[Entries drawn from a collection]
▶

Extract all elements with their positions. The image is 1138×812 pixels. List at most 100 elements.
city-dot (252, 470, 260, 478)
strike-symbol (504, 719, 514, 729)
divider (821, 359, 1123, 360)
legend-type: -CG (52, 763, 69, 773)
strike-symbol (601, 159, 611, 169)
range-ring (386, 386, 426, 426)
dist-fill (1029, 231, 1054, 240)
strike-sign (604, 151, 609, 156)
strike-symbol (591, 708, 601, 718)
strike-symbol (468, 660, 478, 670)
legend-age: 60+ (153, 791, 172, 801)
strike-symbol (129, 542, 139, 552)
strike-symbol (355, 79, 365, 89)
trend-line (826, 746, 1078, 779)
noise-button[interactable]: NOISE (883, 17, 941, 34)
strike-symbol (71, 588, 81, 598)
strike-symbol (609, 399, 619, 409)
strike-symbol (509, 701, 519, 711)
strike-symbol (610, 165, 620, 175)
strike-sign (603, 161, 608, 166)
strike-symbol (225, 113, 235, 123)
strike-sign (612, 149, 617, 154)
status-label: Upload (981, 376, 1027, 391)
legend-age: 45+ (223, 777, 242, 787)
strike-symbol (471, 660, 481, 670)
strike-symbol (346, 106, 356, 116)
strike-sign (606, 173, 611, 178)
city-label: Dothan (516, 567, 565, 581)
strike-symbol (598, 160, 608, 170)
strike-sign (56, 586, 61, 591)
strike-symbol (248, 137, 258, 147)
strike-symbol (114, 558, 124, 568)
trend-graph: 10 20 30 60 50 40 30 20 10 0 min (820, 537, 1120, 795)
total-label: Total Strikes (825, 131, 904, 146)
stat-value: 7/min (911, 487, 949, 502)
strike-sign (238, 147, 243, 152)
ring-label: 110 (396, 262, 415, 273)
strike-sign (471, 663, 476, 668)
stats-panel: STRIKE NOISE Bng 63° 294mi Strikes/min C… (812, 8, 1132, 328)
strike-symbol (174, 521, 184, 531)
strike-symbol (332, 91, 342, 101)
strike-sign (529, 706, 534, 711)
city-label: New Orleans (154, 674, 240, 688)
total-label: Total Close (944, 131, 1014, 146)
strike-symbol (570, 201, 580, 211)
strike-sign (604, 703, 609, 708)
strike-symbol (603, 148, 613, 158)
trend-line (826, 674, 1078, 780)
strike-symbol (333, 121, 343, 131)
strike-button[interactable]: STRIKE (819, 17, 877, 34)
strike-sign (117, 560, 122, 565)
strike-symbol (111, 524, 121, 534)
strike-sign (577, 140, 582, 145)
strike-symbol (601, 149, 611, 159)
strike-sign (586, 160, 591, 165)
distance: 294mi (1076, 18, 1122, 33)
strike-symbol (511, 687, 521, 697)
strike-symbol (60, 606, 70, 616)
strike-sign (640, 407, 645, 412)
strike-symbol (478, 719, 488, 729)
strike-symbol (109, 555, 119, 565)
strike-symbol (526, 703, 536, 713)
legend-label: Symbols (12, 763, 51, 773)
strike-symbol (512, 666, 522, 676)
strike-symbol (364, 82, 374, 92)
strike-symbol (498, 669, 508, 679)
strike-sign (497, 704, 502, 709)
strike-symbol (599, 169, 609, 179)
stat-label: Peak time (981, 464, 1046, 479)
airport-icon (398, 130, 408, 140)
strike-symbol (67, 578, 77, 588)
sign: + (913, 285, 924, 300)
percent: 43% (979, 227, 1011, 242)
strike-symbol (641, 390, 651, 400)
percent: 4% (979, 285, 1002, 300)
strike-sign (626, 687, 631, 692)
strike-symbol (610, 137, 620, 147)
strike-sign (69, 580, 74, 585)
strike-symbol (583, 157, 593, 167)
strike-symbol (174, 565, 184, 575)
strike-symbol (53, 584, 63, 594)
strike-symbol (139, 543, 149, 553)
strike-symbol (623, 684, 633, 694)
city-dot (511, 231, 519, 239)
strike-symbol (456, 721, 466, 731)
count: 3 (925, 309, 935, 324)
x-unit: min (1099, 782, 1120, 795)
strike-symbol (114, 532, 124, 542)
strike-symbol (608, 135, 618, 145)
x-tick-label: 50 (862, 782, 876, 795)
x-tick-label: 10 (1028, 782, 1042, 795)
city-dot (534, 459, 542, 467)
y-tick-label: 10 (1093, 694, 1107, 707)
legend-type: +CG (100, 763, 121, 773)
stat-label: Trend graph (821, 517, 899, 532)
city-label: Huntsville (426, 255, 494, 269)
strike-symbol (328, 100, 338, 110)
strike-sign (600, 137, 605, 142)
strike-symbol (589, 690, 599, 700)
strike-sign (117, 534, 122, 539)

◀

Problem requirements: Swap every "city-label" in the data above for "place-label", and leave everything else unchanged.

Written answer:
Extract all elements with their positions. The image is 1138×812 pixels. List at most 100 elements.
city-dot (252, 470, 260, 478)
strike-symbol (504, 719, 514, 729)
divider (821, 359, 1123, 360)
legend-type: -CG (52, 763, 69, 773)
strike-symbol (601, 159, 611, 169)
range-ring (386, 386, 426, 426)
dist-fill (1029, 231, 1054, 240)
strike-sign (604, 151, 609, 156)
strike-symbol (591, 708, 601, 718)
strike-symbol (468, 660, 478, 670)
legend-age: 60+ (153, 791, 172, 801)
strike-symbol (129, 542, 139, 552)
strike-symbol (355, 79, 365, 89)
trend-line (826, 746, 1078, 779)
noise-button[interactable]: NOISE (883, 17, 941, 34)
strike-symbol (71, 588, 81, 598)
strike-symbol (609, 399, 619, 409)
strike-symbol (509, 701, 519, 711)
strike-symbol (610, 165, 620, 175)
strike-sign (603, 161, 608, 166)
strike-symbol (225, 113, 235, 123)
strike-sign (612, 149, 617, 154)
status-label: Upload (981, 376, 1027, 391)
legend-age: 45+ (223, 777, 242, 787)
strike-symbol (471, 660, 481, 670)
strike-symbol (346, 106, 356, 116)
strike-sign (606, 173, 611, 178)
place-label: Dothan (516, 567, 565, 581)
strike-symbol (598, 160, 608, 170)
strike-sign (56, 586, 61, 591)
strike-symbol (248, 137, 258, 147)
strike-symbol (114, 558, 124, 568)
trend-graph: 10 20 30 60 50 40 30 20 10 0 min (820, 537, 1120, 795)
total-label: Total Strikes (825, 131, 904, 146)
stat-value: 7/min (911, 487, 949, 502)
strike-sign (238, 147, 243, 152)
ring-label: 110 (396, 262, 415, 273)
strike-sign (471, 663, 476, 668)
stats-panel: STRIKE NOISE Bng 63° 294mi Strikes/min C… (812, 8, 1132, 328)
strike-symbol (174, 521, 184, 531)
strike-symbol (332, 91, 342, 101)
strike-sign (529, 706, 534, 711)
place-label: New Orleans (154, 674, 240, 688)
total-label: Total Close (944, 131, 1014, 146)
strike-symbol (570, 201, 580, 211)
strike-sign (604, 703, 609, 708)
strike-symbol (603, 148, 613, 158)
trend-line (826, 674, 1078, 780)
strike-symbol (333, 121, 343, 131)
strike-button[interactable]: STRIKE (819, 17, 877, 34)
strike-sign (117, 560, 122, 565)
strike-symbol (111, 524, 121, 534)
strike-sign (577, 140, 582, 145)
strike-symbol (601, 149, 611, 159)
strike-sign (586, 160, 591, 165)
distance: 294mi (1076, 18, 1122, 33)
strike-symbol (511, 687, 521, 697)
strike-symbol (60, 606, 70, 616)
strike-sign (640, 407, 645, 412)
strike-symbol (478, 719, 488, 729)
strike-symbol (109, 555, 119, 565)
strike-symbol (526, 703, 536, 713)
legend-label: Symbols (12, 763, 51, 773)
strike-symbol (512, 666, 522, 676)
strike-symbol (364, 82, 374, 92)
strike-symbol (498, 669, 508, 679)
strike-sign (497, 704, 502, 709)
strike-symbol (599, 169, 609, 179)
stat-label: Peak time (981, 464, 1046, 479)
airport-icon (398, 130, 408, 140)
strike-symbol (67, 578, 77, 588)
sign: + (913, 285, 924, 300)
percent: 43% (979, 227, 1011, 242)
strike-symbol (641, 390, 651, 400)
percent: 4% (979, 285, 1002, 300)
strike-sign (626, 687, 631, 692)
strike-symbol (610, 137, 620, 147)
strike-sign (69, 580, 74, 585)
strike-symbol (583, 157, 593, 167)
strike-symbol (174, 565, 184, 575)
strike-symbol (53, 584, 63, 594)
strike-symbol (139, 543, 149, 553)
strike-symbol (623, 684, 633, 694)
city-dot (511, 231, 519, 239)
strike-symbol (456, 721, 466, 731)
count: 3 (925, 309, 935, 324)
x-unit: min (1099, 782, 1120, 795)
strike-symbol (114, 532, 124, 542)
strike-symbol (608, 135, 618, 145)
x-tick-label: 50 (862, 782, 876, 795)
x-tick-label: 10 (1028, 782, 1042, 795)
city-dot (534, 459, 542, 467)
y-tick-label: 10 (1093, 694, 1107, 707)
legend-type: +CG (100, 763, 121, 773)
stat-label: Trend graph (821, 517, 899, 532)
place-label: Huntsville (426, 255, 494, 269)
strike-symbol (328, 100, 338, 110)
strike-sign (600, 137, 605, 142)
strike-symbol (589, 690, 599, 700)
strike-sign (117, 534, 122, 539)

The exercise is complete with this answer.